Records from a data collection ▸
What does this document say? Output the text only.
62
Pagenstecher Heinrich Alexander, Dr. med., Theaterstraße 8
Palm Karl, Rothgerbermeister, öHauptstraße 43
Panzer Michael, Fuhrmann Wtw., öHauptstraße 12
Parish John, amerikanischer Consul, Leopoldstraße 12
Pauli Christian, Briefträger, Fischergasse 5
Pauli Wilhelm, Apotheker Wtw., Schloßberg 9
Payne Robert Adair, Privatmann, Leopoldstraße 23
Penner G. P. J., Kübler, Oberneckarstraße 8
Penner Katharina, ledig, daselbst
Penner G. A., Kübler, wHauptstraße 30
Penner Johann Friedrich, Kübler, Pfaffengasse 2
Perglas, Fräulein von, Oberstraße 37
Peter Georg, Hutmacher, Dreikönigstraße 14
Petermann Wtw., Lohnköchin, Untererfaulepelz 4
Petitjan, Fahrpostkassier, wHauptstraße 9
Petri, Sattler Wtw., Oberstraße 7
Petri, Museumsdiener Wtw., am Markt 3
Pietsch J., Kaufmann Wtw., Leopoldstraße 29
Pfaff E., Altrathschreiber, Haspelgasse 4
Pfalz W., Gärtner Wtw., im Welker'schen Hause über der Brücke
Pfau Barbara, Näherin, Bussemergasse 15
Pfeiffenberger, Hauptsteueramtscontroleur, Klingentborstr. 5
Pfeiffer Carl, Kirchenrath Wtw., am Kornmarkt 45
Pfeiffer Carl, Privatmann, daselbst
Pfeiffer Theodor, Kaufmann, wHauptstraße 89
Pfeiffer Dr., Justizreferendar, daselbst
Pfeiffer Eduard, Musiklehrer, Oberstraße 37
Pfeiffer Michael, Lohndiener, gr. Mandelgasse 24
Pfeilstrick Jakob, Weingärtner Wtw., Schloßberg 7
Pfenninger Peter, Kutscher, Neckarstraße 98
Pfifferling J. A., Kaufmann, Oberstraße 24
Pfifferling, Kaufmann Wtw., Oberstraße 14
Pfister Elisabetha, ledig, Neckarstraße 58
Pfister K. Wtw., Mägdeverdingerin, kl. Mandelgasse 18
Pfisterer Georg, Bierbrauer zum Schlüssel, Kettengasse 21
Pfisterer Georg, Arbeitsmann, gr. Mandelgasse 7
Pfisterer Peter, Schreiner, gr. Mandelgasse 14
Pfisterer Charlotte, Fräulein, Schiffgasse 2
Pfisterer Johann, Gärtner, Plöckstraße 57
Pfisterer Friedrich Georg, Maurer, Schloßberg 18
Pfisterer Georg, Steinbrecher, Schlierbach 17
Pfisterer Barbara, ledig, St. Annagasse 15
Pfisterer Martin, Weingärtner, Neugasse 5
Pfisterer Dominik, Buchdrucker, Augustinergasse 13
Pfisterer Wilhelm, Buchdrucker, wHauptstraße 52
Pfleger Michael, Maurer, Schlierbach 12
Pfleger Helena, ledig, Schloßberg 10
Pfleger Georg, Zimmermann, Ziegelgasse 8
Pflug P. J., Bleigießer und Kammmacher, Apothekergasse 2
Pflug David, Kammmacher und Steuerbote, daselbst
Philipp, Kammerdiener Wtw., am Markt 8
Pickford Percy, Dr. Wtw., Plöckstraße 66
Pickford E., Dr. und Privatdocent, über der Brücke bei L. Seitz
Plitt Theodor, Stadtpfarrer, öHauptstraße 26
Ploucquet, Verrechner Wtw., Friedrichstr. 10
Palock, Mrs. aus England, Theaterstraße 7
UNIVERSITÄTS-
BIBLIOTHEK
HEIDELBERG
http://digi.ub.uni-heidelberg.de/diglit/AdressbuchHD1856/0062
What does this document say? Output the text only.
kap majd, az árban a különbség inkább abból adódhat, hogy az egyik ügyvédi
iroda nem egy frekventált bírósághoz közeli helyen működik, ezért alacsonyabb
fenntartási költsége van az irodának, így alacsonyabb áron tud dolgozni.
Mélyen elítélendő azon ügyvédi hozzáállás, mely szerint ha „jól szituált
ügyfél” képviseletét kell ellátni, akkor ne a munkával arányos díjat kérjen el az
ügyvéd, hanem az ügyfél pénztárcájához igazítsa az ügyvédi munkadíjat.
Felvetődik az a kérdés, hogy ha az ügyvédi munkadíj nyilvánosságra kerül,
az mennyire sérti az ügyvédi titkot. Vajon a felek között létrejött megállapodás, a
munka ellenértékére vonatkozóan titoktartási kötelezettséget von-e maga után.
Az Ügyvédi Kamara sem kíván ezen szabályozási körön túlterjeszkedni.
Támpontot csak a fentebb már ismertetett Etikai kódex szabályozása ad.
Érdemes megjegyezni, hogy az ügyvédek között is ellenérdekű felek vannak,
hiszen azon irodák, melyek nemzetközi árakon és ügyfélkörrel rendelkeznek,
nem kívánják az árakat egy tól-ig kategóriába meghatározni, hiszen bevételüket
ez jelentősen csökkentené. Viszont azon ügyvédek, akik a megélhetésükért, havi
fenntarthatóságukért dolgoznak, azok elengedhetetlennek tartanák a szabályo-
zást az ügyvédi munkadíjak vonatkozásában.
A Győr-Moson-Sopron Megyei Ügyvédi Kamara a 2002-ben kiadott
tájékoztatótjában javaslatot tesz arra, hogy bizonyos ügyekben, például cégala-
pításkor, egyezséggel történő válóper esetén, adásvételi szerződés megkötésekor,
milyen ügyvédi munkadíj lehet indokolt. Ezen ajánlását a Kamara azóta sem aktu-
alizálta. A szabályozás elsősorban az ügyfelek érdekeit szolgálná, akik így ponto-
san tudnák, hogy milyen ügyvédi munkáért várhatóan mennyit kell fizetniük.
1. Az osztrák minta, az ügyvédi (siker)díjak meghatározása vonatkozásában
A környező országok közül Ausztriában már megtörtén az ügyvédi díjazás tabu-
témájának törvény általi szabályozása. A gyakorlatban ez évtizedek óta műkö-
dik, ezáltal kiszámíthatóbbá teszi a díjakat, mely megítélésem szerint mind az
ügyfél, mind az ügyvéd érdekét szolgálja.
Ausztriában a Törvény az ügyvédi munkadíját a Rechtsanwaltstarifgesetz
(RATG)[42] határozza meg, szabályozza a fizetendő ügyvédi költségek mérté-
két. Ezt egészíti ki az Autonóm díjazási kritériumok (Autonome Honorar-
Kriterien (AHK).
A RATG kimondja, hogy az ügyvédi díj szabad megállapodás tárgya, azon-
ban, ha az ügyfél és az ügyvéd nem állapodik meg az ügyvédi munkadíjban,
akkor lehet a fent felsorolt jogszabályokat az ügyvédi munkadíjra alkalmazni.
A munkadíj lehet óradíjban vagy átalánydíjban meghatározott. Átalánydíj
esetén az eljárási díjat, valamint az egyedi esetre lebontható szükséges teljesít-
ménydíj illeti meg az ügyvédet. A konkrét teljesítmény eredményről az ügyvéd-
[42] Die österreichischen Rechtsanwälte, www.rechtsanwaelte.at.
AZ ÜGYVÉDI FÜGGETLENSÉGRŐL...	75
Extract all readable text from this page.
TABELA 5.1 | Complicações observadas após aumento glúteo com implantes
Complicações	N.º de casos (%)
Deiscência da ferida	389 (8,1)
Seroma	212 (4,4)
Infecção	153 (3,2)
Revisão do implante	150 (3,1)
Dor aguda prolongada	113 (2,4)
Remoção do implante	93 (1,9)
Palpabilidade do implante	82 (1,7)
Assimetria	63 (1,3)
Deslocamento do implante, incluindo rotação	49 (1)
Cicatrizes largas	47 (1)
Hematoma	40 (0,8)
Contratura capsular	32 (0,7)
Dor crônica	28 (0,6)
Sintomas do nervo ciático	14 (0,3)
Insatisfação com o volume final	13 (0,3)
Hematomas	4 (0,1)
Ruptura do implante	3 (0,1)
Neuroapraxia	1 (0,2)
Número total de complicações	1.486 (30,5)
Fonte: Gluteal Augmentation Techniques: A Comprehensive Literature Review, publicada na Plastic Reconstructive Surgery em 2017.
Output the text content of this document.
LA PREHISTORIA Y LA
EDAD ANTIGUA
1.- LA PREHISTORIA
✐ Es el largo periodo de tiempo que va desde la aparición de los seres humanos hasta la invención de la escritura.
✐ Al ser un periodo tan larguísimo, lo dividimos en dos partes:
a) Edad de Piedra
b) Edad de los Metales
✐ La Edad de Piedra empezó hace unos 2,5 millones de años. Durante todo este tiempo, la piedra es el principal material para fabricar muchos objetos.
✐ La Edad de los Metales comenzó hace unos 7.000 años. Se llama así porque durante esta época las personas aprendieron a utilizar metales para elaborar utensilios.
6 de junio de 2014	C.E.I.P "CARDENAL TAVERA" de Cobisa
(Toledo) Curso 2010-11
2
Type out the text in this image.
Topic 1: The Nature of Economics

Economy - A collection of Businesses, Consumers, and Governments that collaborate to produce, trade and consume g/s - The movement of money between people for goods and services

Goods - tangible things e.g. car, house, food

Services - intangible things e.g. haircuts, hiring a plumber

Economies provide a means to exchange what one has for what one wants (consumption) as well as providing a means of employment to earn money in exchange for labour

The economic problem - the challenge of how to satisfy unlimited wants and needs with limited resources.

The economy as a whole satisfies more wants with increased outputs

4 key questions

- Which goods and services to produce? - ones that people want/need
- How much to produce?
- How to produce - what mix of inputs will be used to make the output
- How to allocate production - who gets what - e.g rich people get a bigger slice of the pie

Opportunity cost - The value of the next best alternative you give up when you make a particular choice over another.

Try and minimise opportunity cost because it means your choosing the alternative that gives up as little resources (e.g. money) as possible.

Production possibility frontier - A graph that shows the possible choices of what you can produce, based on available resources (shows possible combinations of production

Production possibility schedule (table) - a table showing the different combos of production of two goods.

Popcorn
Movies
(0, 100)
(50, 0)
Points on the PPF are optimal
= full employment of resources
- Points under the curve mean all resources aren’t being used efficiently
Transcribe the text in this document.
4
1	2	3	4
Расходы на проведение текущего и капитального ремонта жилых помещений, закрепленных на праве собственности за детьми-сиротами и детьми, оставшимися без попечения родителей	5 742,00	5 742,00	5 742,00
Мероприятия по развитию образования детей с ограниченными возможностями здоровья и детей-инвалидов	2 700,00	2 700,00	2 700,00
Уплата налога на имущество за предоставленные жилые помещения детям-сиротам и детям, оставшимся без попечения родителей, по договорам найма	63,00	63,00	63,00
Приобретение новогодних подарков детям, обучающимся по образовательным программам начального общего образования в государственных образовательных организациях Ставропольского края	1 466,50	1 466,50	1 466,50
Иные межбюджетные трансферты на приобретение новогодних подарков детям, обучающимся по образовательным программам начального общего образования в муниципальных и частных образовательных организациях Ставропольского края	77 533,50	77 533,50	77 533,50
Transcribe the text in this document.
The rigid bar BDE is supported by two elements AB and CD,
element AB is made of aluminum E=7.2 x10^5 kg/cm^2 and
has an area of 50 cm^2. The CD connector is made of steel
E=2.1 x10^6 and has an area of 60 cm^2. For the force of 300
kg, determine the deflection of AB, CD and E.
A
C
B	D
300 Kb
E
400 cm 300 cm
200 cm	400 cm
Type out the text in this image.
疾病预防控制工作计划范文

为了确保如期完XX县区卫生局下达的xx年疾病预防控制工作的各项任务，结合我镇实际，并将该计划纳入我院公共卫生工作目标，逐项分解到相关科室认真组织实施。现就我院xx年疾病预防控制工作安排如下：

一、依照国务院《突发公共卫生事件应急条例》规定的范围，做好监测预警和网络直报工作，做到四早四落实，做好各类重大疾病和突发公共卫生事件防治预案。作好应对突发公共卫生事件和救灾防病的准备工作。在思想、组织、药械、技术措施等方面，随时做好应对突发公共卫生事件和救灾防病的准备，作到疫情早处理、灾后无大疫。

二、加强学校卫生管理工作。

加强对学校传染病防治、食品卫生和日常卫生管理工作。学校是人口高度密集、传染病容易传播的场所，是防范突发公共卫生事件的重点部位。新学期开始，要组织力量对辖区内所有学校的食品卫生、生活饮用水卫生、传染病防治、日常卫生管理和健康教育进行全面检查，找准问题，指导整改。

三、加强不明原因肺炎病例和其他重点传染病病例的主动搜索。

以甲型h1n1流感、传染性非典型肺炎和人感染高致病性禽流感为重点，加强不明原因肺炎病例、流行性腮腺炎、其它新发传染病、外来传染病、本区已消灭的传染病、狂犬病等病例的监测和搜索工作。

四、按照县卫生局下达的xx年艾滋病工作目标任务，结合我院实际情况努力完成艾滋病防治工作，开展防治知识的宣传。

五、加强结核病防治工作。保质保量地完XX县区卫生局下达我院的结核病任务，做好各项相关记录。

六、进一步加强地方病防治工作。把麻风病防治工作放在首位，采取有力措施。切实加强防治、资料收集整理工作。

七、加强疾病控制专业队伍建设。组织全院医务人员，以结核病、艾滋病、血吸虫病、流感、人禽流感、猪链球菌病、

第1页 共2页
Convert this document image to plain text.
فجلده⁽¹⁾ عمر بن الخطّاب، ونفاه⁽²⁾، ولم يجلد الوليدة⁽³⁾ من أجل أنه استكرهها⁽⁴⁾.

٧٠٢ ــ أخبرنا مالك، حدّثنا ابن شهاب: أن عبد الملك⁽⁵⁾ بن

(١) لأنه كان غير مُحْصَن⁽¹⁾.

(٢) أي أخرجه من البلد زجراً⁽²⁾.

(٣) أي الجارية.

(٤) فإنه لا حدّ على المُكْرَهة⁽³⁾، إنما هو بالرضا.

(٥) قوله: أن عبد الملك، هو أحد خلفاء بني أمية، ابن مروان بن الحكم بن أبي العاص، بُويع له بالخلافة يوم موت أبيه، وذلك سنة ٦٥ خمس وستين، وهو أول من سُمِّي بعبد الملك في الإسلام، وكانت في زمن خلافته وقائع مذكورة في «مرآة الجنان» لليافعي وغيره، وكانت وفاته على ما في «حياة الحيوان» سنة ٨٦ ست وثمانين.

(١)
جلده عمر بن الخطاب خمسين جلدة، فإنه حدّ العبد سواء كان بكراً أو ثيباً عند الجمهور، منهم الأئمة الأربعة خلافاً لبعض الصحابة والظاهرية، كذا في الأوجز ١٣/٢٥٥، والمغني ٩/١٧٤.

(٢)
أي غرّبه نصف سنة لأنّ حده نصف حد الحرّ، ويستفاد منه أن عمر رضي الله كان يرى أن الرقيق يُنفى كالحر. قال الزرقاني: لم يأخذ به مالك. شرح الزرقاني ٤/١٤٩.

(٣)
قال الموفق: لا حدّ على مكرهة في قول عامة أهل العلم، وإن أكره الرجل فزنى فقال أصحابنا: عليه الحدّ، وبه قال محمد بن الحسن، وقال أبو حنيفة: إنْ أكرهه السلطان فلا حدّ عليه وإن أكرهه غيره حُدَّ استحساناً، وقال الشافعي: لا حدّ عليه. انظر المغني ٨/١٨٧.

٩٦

Problem to solve ▸
From the material above, copy each line that includes the word "resources".

The answer ▸
The economic problem - the challenge of how to satisfy unlimited wants and needs with limited resources.
Try and minimise opportunity cost because it means your choosing the alternative that gives up as little resources (e.g. money) as possible.
Production possibility frontier - A graph that shows the possible choices of what you can produce, based on available resources (shows possible combinations of production
= full employment of resources
- Points under the curve mean all resources aren’t being used efficiently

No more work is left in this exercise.